## Problem description
Write out each line of the material again, word for word.

=== Material to process ===

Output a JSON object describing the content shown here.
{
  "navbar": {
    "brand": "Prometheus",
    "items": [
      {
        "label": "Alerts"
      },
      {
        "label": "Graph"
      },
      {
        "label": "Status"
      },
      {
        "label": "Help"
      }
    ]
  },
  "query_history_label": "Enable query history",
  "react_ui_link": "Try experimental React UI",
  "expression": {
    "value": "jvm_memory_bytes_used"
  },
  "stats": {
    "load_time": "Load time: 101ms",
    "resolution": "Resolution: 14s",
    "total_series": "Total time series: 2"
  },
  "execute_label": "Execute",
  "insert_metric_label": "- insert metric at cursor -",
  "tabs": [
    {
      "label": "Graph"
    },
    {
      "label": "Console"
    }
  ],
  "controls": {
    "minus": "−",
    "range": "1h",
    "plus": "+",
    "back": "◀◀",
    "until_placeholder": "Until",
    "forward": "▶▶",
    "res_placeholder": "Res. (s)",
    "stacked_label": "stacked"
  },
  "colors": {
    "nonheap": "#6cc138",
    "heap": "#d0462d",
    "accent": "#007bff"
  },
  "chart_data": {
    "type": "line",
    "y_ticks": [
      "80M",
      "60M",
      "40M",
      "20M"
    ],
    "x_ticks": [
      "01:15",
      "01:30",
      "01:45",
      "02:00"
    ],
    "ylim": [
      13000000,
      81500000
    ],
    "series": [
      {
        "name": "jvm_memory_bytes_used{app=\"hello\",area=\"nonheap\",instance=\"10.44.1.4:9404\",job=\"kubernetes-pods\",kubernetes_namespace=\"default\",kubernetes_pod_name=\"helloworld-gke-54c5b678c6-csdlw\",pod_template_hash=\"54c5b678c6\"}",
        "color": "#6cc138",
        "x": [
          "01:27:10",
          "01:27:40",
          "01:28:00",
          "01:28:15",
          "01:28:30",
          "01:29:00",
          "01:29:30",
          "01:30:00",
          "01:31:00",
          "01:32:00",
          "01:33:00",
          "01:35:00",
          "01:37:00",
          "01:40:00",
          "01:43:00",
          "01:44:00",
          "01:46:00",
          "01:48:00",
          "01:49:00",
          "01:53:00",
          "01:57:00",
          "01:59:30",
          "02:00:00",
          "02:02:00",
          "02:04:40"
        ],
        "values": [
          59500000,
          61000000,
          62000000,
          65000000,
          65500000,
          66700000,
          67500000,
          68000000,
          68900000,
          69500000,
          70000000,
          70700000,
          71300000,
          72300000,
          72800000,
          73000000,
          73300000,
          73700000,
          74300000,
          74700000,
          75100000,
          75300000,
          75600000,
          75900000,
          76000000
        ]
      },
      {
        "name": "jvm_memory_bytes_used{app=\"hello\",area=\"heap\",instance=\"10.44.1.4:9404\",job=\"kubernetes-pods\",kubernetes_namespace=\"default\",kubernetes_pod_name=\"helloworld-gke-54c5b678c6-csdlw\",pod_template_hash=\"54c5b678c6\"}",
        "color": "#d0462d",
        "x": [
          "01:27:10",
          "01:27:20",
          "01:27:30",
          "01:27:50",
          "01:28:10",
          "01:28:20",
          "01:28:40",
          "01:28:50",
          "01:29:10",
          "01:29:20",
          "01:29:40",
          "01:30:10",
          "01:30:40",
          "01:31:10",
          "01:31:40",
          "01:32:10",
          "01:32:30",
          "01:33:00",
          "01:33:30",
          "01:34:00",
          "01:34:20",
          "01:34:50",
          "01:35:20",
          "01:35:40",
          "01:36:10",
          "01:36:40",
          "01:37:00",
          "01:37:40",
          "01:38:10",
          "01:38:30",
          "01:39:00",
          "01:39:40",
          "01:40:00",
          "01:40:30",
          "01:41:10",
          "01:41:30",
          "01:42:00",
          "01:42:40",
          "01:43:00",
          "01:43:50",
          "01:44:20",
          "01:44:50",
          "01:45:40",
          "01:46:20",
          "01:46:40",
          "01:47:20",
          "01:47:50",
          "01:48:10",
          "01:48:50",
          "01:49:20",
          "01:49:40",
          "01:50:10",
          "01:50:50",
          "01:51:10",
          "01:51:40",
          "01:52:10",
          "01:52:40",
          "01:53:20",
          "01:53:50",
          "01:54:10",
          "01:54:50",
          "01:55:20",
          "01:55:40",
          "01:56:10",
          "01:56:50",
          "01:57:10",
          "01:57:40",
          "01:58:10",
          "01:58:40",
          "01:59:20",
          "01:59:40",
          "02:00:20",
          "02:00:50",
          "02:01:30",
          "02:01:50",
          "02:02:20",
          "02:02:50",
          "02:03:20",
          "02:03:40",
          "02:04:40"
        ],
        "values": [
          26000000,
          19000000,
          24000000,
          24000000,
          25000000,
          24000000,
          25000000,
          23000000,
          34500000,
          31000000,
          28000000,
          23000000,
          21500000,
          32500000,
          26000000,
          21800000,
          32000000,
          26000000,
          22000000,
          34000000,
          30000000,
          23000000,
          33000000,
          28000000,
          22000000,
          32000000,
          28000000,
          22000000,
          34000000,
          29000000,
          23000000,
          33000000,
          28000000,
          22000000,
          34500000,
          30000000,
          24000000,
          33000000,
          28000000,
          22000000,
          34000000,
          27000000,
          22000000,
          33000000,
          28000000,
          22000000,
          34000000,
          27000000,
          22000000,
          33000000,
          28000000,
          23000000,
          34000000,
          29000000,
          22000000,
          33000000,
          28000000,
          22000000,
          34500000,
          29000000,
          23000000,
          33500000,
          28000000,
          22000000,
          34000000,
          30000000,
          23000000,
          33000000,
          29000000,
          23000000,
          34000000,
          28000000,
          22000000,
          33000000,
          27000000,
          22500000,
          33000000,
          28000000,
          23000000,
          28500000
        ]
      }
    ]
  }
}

===

## Solved exercise
Output a JSON object describing the content shown here.
{
  "navbar": {
    "brand": "Prometheus",
    "items": [
      {
        "label": "Alerts"
      },
      {
        "label": "Graph"
      },
      {
        "label": "Status"
      },
      {
        "label": "Help"
      }
    ]
  },
  "query_history_label": "Enable query history",
  "react_ui_link": "Try experimental React UI",
  "expression": {
    "value": "jvm_memory_bytes_used"
  },
  "stats": {
    "load_time": "Load time: 101ms",
    "resolution": "Resolution: 14s",
    "total_series": "Total time series: 2"
  },
  "execute_label": "Execute",
  "insert_metric_label": "- insert metric at cursor -",
  "tabs": [
    {
      "label": "Graph"
    },
    {
      "label": "Console"
    }
  ],
  "controls": {
    "minus": "−",
    "range": "1h",
    "plus": "+",
    "back": "◀◀",
    "until_placeholder": "Until",
    "forward": "▶▶",
    "res_placeholder": "Res. (s)",
    "stacked_label": "stacked"
  },
  "colors": {
    "nonheap": "#6cc138",
    "heap": "#d0462d",
    "accent": "#007bff"
  },
  "chart_data": {
    "type": "line",
    "y_ticks": [
      "80M",
      "60M",
      "40M",
      "20M"
    ],
    "x_ticks": [
      "01:15",
      "01:30",
      "01:45",
      "02:00"
    ],
    "ylim": [
      13000000,
      81500000
    ],
    "series": [
      {
        "name": "jvm_memory_bytes_used{app=\"hello\",area=\"nonheap\",instance=\"10.44.1.4:9404\",job=\"kubernetes-pods\",kubernetes_namespace=\"default\",kubernetes_pod_name=\"helloworld-gke-54c5b678c6-csdlw\",pod_template_hash=\"54c5b678c6\"}",
        "color": "#6cc138",
        "x": [
          "01:27:10",
          "01:27:40",
          "01:28:00",
          "01:28:15",
          "01:28:30",
          "01:29:00",
          "01:29:30",
          "01:30:00",
          "01:31:00",
          "01:32:00",
          "01:33:00",
          "01:35:00",
          "01:37:00",
          "01:40:00",
          "01:43:00",
          "01:44:00",
          "01:46:00",
          "01:48:00",
          "01:49:00",
          "01:53:00",
          "01:57:00",
          "01:59:30",
          "02:00:00",
          "02:02:00",
          "02:04:40"
        ],
        "values": [
          59500000,
          61000000,
          62000000,
          65000000,
          65500000,
          66700000,
          67500000,
          68000000,
          68900000,
          69500000,
          70000000,
          70700000,
          71300000,
          72300000,
          72800000,
          73000000,
          73300000,
          73700000,
          74300000,
          74700000,
          75100000,
          75300000,
          75600000,
          75900000,
          76000000
        ]
      },
      {
        "name": "jvm_memory_bytes_used{app=\"hello\",area=\"heap\",instance=\"10.44.1.4:9404\",job=\"kubernetes-pods\",kubernetes_namespace=\"default\",kubernetes_pod_name=\"helloworld-gke-54c5b678c6-csdlw\",pod_template_hash=\"54c5b678c6\"}",
        "color": "#d0462d",
        "x": [
          "01:27:10",
          "01:27:20",
          "01:27:30",
          "01:27:50",
          "01:28:10",
          "01:28:20",
          "01:28:40",
          "01:28:50",
          "01:29:10",
          "01:29:20",
          "01:29:40",
          "01:30:10",
          "01:30:40",
          "01:31:10",
          "01:31:40",
          "01:32:10",
          "01:32:30",
          "01:33:00",
          "01:33:30",
          "01:34:00",
          "01:34:20",
          "01:34:50",
          "01:35:20",
          "01:35:40",
          "01:36:10",
          "01:36:40",
          "01:37:00",
          "01:37:40",
          "01:38:10",
          "01:38:30",
          "01:39:00",
          "01:39:40",
          "01:40:00",
          "01:40:30",
          "01:41:10",
          "01:41:30",
          "01:42:00",
          "01:42:40",
          "01:43:00",
          "01:43:50",
          "01:44:20",
          "01:44:50",
          "01:45:40",
          "01:46:20",
          "01:46:40",
          "01:47:20",
          "01:47:50",
          "01:48:10",
          "01:48:50",
          "01:49:20",
          "01:49:40",
          "01:50:10",
          "01:50:50",
          "01:51:10",
          "01:51:40",
          "01:52:10",
          "01:52:40",
          "01:53:20",
          "01:53:50",
          "01:54:10",
          "01:54:50",
          "01:55:20",
          "01:55:40",
          "01:56:10",
          "01:56:50",
          "01:57:10",
          "01:57:40",
          "01:58:10",
          "01:58:40",
          "01:59:20",
          "01:59:40",
          "02:00:20",
          "02:00:50",
          "02:01:30",
          "02:01:50",
          "02:02:20",
          "02:02:50",
          "02:03:20",
          "02:03:40",
          "02:04:40"
        ],
        "values": [
          26000000,
          19000000,
          24000000,
          24000000,
          25000000,
          24000000,
          25000000,
          23000000,
          34500000,
          31000000,
          28000000,
          23000000,
          21500000,
          32500000,
          26000000,
          21800000,
          32000000,
          26000000,
          22000000,
          34000000,
          30000000,
          23000000,
          33000000,
          28000000,
          22000000,
          32000000,
          28000000,
          22000000,
          34000000,
          29000000,
          23000000,
          33000000,
          28000000,
          22000000,
          34500000,
          30000000,
          24000000,
          33000000,
          28000000,
          22000000,
          34000000,
          27000000,
          22000000,
          33000000,
          28000000,
          22000000,
          34000000,
          27000000,
          22000000,
          33000000,
          28000000,
          23000000,
          34000000,
          29000000,
          22000000,
          33000000,
          28000000,
          22000000,
          34500000,
          29000000,
          23000000,
          33500000,
          28000000,
          22000000,
          34000000,
          30000000,
          23000000,
          33000000,
          29000000,
          23000000,
          34000000,
          28000000,
          22000000,
          33000000,
          27000000,
          22500000,
          33000000,
          28000000,
          23000000,
          28500000
        ]
      }
    ]
  }
}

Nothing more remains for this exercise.